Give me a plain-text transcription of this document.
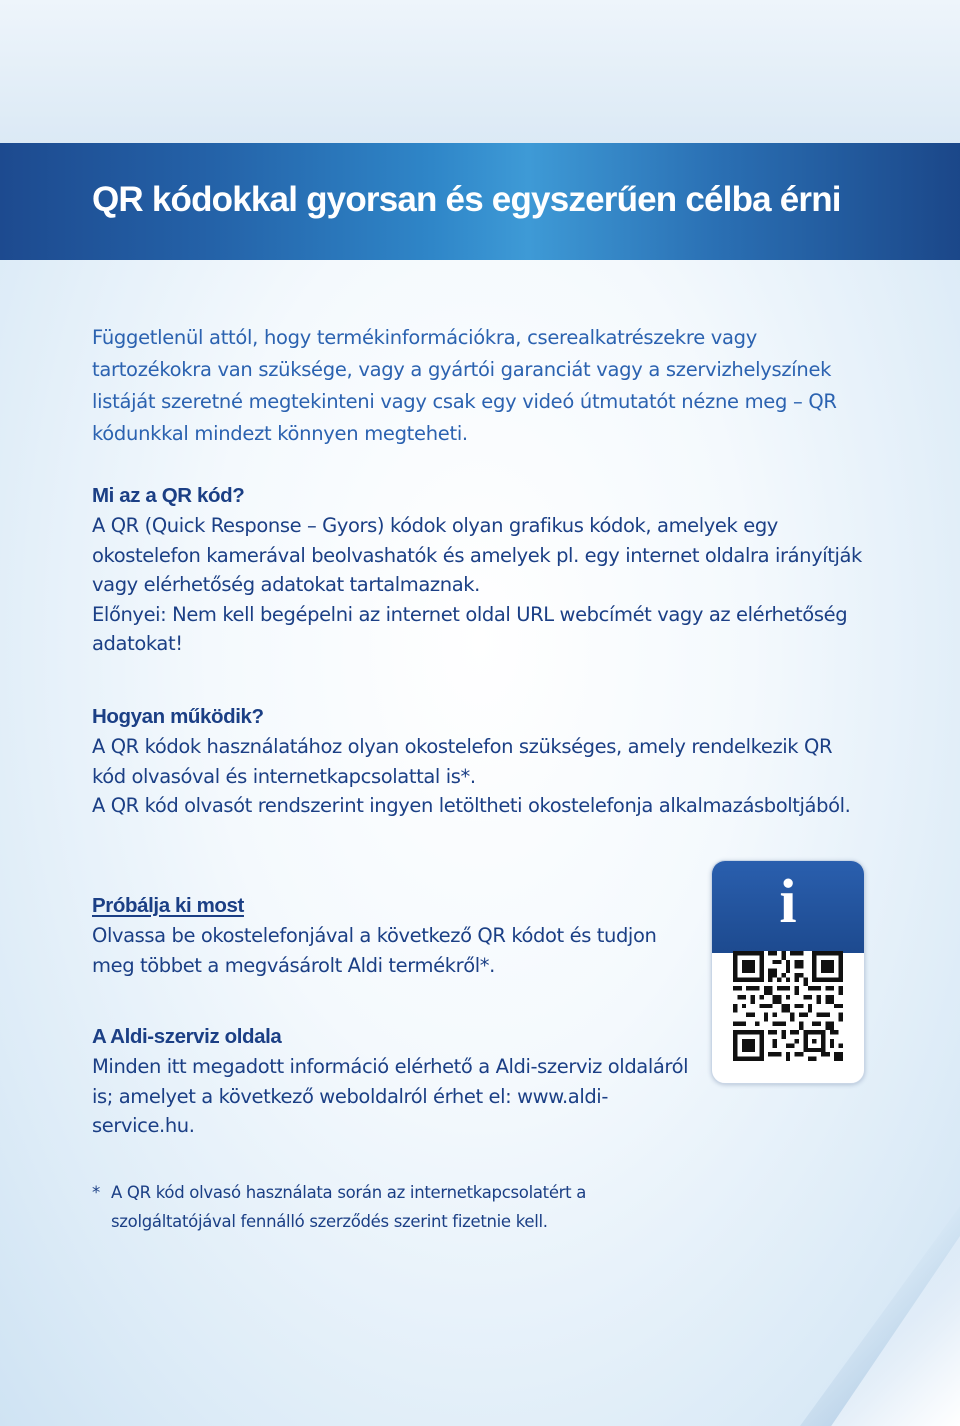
QR kódokkal gyorsan és egyszerűen célba érni

Függetlenül attól, hogy termékinformációkra, cserealkatrészekre vagy tartozékokra van szüksége, vagy a gyártói garanciát vagy a szervizhelyszínek listáját szeretné megtekinteni vagy csak egy videó útmutatót nézne meg – QR kódunkkal mindezt könnyen megteheti.

Mi az a QR kód?

A QR (Quick Response – Gyors) kódok olyan grafikus kódok, amelyek egy okostelefon kamerával beolvashatók és amelyek pl. egy internet oldalra irányítják vagy elérhetőség adatokat tartalmaznak.

Előnyei: Nem kell begépelni az internet oldal URL webcímét vagy az elérhetőség adatokat!

Hogyan működik?

A QR kódok használatához olyan okostelefon szükséges, amely rendelkezik QR kód olvasóval és internetkapcsolattal is*.

A QR kód olvasót rendszerint ingyen letöltheti okostelefonja alkalmazásboltjából.

Próbálja ki most

Olvassa be okostelefonjával a következő QR kódot és tudjon meg többet a megvásárolt Aldi termékről*.

A Aldi-szerviz oldala

Minden itt megadott információ elérhető a Aldi-szerviz oldaláról is; amelyet a következő weboldalról érhet el: www.aldi-service.hu.

* A QR kód olvasó használata során az internetkapcsolatért a szolgáltatójával fennálló szerződés szerint fizetnie kell.
i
══════
*The exercise*:
Please repeat the entries exactly. Do not include the pictures.

*Response to the task*:
Give me a plain-text transcription of this document.
QR kódokkal gyorsan és egyszerűen célba érni

Függetlenül attól, hogy termékinformációkra, cserealkatrészekre vagy tartozékokra van szüksége, vagy a gyártói garanciát vagy a szervizhelyszínek listáját szeretné megtekinteni vagy csak egy videó útmutatót nézne meg – QR kódunkkal mindezt könnyen megteheti.

Mi az a QR kód?

A QR (Quick Response – Gyors) kódok olyan grafikus kódok, amelyek egy okostelefon kamerával beolvashatók és amelyek pl. egy internet oldalra irányítják vagy elérhetőség adatokat tartalmaznak.

Előnyei: Nem kell begépelni az internet oldal URL webcímét vagy az elérhetőség adatokat!

Hogyan működik?

A QR kódok használatához olyan okostelefon szükséges, amely rendelkezik QR kód olvasóval és internetkapcsolattal is*.

A QR kód olvasót rendszerint ingyen letöltheti okostelefonja alkalmazásboltjából.

Próbálja ki most

Olvassa be okostelefonjával a következő QR kódot és tudjon meg többet a megvásárolt Aldi termékről*.

A Aldi-szerviz oldala

Minden itt megadott információ elérhető a Aldi-szerviz oldaláról is; amelyet a következő weboldalról érhet el: www.aldi-service.hu.

* A QR kód olvasó használata során az internetkapcsolatért a szolgáltatójával fennálló szerződés szerint fizetnie kell.
i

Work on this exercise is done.